**EXTRACTED INFORMATION**
######
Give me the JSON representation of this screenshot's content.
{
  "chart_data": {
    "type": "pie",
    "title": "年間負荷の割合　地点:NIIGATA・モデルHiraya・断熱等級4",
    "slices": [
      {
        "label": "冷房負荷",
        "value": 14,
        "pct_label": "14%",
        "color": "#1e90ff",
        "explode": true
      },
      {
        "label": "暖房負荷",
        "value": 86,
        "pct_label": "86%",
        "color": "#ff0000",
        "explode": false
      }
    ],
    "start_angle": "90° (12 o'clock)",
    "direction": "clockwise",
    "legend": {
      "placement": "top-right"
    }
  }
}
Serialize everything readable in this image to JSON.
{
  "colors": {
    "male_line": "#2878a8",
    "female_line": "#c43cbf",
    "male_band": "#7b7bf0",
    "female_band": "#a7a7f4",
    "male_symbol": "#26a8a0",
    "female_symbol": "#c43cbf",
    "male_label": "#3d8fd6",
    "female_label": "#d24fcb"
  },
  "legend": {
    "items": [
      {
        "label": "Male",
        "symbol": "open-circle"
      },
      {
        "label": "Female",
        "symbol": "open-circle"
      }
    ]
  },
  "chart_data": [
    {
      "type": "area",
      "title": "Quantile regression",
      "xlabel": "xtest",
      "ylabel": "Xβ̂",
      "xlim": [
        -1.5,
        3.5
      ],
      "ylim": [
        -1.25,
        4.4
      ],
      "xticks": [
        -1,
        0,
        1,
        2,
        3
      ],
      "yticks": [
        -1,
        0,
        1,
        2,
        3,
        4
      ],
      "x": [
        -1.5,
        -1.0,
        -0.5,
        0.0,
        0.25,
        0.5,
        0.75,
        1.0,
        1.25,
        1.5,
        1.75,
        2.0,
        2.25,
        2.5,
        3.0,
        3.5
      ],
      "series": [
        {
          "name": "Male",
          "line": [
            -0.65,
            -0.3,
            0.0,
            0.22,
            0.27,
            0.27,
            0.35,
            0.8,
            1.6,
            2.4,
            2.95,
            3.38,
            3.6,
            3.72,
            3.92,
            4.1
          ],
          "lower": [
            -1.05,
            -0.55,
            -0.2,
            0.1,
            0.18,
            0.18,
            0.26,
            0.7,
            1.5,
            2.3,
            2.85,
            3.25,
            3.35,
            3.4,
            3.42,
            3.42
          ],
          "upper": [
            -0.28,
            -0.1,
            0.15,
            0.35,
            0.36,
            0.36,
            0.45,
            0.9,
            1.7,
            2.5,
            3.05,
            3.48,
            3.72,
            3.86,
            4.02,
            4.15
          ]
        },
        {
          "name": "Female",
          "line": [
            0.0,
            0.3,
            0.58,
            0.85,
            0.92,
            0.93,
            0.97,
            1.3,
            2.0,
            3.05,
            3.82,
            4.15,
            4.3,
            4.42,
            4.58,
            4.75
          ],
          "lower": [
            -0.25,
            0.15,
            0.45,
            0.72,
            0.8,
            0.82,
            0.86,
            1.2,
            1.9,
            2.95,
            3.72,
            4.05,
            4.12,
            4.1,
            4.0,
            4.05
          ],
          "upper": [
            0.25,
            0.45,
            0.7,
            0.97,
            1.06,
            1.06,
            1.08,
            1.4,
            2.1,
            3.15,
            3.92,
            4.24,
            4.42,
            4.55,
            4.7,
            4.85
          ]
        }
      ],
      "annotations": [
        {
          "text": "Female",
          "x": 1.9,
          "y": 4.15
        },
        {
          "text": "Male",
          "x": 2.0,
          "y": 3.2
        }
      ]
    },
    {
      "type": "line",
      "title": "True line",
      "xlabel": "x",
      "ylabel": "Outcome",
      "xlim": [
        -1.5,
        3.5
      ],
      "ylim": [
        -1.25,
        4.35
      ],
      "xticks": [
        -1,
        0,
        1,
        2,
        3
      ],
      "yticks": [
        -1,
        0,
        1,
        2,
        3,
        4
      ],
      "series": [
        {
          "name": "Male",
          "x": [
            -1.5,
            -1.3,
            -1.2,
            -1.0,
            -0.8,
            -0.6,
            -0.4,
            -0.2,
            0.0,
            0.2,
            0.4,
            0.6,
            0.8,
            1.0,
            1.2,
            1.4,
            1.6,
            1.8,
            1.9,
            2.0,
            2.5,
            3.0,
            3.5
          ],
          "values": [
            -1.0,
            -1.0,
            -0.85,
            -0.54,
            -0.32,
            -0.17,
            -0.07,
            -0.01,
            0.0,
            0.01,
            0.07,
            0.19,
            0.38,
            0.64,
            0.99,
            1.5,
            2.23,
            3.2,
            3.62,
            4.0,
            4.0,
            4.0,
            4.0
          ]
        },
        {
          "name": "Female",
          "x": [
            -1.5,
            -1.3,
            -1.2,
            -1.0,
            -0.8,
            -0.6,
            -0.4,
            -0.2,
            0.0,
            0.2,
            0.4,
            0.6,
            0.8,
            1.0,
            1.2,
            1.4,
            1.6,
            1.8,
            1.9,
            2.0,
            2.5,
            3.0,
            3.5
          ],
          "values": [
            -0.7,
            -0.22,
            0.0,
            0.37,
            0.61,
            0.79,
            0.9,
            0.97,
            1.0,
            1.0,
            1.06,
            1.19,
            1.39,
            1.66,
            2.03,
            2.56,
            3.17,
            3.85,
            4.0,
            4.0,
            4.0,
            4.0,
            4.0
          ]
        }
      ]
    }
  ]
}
######
**INSTRUCTION**
Search the listing for the word "JSON" and return each line that holds it.

**OUTPUT BELOW**
Give me the JSON representation of this screenshot's content.
Serialize everything readable in this image to JSON.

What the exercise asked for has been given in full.